## start Input material
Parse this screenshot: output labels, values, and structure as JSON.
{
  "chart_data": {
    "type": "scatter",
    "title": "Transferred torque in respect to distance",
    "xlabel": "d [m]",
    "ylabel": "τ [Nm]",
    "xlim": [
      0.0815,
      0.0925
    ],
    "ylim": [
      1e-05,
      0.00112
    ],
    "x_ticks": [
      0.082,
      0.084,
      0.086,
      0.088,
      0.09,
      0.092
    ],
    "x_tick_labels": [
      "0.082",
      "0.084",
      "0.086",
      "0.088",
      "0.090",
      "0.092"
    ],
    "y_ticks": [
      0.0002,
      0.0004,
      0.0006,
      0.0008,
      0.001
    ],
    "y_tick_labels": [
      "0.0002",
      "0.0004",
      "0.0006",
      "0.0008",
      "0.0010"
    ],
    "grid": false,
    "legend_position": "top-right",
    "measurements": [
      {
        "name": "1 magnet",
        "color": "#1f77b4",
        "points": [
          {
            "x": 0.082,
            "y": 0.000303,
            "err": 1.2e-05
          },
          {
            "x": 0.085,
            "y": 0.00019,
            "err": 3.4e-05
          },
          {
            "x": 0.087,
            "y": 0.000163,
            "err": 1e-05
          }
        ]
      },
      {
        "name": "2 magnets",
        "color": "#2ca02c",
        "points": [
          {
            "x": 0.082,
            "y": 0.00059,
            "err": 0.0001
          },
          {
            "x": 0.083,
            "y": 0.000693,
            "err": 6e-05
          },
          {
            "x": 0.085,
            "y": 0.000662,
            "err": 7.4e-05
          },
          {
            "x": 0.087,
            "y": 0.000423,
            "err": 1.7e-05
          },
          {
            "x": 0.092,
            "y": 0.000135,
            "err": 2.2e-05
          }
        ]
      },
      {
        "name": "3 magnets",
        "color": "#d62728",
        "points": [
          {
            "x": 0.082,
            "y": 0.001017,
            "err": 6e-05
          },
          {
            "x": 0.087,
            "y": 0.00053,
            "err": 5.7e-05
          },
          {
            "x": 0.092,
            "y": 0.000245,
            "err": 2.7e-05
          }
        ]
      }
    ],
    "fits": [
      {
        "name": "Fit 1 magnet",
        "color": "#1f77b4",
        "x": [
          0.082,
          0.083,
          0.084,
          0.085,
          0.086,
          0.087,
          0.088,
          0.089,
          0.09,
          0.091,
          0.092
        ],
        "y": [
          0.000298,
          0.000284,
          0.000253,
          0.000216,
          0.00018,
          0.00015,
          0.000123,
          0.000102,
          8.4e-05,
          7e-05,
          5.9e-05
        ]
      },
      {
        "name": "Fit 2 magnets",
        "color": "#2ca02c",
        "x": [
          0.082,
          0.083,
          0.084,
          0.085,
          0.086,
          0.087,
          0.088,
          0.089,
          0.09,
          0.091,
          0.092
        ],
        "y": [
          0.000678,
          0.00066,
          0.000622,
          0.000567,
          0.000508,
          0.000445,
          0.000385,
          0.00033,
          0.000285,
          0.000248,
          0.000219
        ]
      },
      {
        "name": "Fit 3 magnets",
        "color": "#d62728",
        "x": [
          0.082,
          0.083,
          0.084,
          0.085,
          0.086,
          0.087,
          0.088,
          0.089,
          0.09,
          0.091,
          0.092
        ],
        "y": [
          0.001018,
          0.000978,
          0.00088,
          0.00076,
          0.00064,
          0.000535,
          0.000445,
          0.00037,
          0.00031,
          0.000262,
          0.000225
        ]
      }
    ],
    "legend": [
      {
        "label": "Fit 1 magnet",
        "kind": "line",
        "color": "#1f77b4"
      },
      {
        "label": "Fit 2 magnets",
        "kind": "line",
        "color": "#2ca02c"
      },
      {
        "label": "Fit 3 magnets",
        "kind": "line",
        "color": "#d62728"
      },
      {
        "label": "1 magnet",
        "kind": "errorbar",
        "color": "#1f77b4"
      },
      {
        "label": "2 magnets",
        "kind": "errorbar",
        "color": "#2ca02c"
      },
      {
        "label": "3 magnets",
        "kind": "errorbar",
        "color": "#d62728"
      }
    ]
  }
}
## end Input material
### Exercise brief
State how many lines of the listing include "magnets", and nothing more.

### Problem solution
8